### Available records
┄┄┄┄┄┄

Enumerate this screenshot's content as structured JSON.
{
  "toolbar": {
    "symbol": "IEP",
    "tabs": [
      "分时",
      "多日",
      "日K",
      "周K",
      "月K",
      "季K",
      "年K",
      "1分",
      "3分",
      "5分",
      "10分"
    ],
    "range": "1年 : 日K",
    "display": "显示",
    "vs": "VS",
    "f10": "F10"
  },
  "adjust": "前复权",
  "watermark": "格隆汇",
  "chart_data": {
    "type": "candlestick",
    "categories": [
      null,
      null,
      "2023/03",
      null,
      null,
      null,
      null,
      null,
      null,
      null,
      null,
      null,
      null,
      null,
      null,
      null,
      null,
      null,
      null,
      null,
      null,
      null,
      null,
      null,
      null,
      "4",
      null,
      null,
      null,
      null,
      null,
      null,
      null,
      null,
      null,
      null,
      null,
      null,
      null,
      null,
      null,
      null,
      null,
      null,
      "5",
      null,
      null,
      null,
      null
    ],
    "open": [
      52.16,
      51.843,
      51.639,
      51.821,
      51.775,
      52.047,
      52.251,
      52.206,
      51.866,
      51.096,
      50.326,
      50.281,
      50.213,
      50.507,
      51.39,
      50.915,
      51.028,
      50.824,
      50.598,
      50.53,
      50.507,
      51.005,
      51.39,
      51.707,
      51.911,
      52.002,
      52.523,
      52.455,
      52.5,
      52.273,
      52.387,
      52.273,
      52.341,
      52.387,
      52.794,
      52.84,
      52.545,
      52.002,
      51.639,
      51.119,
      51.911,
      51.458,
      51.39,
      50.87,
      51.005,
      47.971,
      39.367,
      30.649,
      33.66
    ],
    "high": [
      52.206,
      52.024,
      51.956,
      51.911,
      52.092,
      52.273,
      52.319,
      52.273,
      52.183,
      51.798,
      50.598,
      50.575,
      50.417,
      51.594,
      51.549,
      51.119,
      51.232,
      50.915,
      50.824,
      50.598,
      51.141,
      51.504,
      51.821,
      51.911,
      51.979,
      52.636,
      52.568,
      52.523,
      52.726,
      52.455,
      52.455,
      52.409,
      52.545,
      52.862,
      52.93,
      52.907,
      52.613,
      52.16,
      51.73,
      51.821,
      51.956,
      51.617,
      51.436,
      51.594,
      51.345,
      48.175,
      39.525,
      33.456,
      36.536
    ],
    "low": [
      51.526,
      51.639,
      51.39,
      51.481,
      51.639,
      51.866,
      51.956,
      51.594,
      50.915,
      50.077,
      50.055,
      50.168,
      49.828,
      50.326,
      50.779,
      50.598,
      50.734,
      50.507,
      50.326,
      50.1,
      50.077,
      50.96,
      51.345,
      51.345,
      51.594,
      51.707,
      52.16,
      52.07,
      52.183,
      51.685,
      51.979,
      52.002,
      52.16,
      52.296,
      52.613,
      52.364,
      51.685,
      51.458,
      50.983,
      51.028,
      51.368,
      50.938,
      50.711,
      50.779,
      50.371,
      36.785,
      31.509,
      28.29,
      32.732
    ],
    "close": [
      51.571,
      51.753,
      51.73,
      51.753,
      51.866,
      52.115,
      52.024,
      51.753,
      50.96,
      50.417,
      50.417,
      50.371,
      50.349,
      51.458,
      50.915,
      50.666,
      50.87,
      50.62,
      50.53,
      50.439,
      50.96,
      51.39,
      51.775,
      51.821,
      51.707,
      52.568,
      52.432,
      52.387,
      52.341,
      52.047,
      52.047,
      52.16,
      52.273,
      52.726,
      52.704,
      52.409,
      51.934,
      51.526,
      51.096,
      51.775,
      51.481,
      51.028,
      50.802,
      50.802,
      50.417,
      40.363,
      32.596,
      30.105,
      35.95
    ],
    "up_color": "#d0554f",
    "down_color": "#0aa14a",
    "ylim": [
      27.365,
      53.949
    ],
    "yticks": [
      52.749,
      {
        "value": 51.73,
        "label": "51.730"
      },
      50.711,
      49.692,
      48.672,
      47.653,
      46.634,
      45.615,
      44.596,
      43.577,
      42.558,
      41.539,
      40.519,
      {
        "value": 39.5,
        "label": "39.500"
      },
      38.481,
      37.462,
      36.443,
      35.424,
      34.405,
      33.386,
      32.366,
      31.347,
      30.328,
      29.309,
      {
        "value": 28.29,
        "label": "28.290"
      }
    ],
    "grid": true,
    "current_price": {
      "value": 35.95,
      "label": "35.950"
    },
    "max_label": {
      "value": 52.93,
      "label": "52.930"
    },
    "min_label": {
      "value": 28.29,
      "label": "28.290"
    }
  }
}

┄┄┄┄┄┄

### Problem to solve
Work out how many lines in the records above contain the word "value", and give only that number.

### Full output
6